[Problem requirements] Of all the lines in the material, how many contain the word "Server"? State the number alone.

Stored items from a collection
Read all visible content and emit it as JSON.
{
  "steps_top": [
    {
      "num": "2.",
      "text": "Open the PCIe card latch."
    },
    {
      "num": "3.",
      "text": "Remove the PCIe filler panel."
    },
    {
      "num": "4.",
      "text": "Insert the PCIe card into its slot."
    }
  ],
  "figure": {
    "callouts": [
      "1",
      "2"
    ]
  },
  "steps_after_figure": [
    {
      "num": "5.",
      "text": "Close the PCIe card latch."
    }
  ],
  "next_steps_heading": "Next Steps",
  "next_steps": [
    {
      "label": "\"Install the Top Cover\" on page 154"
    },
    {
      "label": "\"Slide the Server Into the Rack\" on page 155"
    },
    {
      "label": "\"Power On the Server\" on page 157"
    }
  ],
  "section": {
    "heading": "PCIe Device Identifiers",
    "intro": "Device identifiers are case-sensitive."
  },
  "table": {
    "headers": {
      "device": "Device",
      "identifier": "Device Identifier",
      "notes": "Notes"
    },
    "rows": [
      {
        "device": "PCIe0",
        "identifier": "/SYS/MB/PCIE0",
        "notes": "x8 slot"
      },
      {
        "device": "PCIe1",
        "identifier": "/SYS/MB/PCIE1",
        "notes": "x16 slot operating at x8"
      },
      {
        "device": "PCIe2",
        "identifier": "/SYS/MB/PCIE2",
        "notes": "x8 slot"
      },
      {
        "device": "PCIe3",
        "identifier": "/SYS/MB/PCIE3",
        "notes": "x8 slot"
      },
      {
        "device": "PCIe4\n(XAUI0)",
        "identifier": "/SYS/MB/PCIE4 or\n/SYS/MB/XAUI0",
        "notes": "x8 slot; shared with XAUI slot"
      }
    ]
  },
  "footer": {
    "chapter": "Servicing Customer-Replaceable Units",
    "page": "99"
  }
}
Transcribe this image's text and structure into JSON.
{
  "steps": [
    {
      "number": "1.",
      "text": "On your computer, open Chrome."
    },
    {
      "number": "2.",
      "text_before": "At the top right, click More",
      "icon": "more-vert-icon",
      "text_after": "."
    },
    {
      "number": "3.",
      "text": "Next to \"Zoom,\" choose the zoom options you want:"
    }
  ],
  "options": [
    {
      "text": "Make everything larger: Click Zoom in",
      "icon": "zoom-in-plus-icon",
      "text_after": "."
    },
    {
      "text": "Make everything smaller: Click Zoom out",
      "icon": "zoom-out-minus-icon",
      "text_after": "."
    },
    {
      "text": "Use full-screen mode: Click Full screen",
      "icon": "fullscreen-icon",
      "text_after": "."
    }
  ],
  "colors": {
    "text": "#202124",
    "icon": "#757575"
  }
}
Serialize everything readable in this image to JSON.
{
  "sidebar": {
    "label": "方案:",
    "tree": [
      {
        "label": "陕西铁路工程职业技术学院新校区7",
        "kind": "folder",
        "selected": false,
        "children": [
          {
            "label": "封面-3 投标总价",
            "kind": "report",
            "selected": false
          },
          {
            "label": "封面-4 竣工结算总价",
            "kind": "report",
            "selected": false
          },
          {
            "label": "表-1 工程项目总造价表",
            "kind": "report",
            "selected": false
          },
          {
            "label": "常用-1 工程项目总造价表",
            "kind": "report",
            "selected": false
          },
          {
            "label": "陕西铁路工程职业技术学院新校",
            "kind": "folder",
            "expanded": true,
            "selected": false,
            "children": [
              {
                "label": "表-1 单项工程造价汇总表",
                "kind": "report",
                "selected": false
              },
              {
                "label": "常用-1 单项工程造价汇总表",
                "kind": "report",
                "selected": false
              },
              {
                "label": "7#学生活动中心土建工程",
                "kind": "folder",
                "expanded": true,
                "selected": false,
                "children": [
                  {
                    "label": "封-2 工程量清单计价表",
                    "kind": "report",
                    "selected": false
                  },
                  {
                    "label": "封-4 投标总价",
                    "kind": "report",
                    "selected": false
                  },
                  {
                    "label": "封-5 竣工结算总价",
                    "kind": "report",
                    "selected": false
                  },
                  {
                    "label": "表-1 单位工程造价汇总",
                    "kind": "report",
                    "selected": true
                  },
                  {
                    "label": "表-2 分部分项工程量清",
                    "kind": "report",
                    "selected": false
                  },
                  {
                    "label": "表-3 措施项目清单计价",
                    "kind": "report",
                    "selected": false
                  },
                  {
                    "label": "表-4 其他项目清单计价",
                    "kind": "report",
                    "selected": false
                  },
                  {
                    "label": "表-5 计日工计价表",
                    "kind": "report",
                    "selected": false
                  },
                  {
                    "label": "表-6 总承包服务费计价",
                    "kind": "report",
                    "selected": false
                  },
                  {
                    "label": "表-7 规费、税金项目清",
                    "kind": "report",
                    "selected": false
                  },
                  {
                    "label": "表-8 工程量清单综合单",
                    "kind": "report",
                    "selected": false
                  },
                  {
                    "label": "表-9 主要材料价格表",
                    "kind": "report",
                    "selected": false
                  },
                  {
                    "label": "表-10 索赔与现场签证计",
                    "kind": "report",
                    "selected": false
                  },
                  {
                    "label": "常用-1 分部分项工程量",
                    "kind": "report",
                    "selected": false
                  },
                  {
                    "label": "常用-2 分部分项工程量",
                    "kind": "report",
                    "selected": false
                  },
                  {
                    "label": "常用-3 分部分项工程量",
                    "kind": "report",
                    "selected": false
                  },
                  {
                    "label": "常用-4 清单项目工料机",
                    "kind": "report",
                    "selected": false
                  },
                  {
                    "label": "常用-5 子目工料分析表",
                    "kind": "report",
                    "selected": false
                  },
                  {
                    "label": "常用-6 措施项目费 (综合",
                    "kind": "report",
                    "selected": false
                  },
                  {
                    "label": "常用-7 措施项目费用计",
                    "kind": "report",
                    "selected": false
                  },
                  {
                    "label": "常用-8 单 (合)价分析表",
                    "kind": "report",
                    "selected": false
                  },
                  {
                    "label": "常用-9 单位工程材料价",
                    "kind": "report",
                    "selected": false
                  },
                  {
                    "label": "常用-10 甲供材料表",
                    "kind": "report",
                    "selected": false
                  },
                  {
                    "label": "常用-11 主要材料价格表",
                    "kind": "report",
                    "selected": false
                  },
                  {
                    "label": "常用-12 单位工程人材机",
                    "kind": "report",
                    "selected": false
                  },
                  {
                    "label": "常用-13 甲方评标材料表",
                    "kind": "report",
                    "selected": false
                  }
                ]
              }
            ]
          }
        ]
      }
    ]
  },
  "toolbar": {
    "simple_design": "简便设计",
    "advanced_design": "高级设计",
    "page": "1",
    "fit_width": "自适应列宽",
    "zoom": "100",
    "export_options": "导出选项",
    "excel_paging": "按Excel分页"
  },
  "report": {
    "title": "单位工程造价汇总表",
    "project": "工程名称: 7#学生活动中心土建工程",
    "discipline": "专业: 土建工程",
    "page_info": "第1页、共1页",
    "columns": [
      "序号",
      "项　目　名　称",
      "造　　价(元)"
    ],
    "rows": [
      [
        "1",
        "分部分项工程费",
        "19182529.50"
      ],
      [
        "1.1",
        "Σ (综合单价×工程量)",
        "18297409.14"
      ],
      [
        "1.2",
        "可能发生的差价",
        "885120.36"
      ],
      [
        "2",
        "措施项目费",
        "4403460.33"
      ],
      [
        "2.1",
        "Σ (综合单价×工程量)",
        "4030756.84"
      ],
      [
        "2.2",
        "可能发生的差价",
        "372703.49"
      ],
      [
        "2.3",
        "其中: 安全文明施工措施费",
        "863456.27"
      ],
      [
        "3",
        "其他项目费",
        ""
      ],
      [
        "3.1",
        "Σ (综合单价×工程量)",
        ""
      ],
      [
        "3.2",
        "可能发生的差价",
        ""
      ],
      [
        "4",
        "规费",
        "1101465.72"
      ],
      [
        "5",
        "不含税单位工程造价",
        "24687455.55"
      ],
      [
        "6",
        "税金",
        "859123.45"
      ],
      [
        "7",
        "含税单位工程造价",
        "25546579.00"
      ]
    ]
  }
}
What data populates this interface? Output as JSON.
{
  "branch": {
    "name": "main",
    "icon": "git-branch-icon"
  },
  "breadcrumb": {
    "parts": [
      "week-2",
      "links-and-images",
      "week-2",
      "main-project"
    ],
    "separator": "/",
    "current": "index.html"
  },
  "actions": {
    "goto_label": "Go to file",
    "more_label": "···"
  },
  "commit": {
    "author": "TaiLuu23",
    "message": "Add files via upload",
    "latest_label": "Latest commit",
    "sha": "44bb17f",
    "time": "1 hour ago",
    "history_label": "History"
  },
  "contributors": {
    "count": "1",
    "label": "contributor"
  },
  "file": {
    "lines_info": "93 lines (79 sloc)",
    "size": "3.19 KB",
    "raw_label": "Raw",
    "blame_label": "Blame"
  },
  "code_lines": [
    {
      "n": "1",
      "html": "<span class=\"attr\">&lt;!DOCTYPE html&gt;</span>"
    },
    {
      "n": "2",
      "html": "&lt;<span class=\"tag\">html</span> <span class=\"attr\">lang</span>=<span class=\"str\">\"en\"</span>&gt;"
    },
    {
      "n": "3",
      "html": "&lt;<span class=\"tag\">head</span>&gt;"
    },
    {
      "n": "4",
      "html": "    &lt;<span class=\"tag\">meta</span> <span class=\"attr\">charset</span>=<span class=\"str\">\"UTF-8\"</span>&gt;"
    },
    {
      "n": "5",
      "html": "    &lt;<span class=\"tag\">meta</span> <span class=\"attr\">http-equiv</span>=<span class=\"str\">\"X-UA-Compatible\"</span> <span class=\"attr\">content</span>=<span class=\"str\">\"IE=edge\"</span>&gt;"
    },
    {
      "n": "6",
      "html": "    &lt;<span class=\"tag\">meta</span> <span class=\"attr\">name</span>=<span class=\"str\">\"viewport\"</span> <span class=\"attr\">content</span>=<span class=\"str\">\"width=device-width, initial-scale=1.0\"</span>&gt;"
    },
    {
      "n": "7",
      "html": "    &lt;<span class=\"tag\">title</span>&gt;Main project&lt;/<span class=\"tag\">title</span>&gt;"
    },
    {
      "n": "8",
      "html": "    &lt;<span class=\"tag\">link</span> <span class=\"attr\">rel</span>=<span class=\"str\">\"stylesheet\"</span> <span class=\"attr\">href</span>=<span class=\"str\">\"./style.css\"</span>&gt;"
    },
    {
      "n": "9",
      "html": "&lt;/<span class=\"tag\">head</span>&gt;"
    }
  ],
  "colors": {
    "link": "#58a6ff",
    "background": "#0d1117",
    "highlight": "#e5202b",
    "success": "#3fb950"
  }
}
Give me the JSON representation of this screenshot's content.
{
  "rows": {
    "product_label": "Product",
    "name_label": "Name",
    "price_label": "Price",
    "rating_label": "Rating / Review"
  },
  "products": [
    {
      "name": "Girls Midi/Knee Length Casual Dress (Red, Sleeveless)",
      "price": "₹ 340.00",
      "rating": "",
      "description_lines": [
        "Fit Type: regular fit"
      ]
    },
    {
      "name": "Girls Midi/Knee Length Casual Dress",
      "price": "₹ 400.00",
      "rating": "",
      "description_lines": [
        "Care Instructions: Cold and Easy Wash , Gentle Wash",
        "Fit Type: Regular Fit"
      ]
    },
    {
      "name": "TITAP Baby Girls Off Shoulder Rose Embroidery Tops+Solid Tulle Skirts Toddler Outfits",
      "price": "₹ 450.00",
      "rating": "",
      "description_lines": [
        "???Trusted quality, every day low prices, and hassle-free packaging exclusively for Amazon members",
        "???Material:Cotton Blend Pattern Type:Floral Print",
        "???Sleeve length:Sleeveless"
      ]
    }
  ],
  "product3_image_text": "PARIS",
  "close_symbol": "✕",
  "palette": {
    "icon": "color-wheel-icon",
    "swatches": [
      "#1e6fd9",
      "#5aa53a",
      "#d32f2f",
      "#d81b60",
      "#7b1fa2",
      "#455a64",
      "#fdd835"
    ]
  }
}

[Solution to the exercise] 2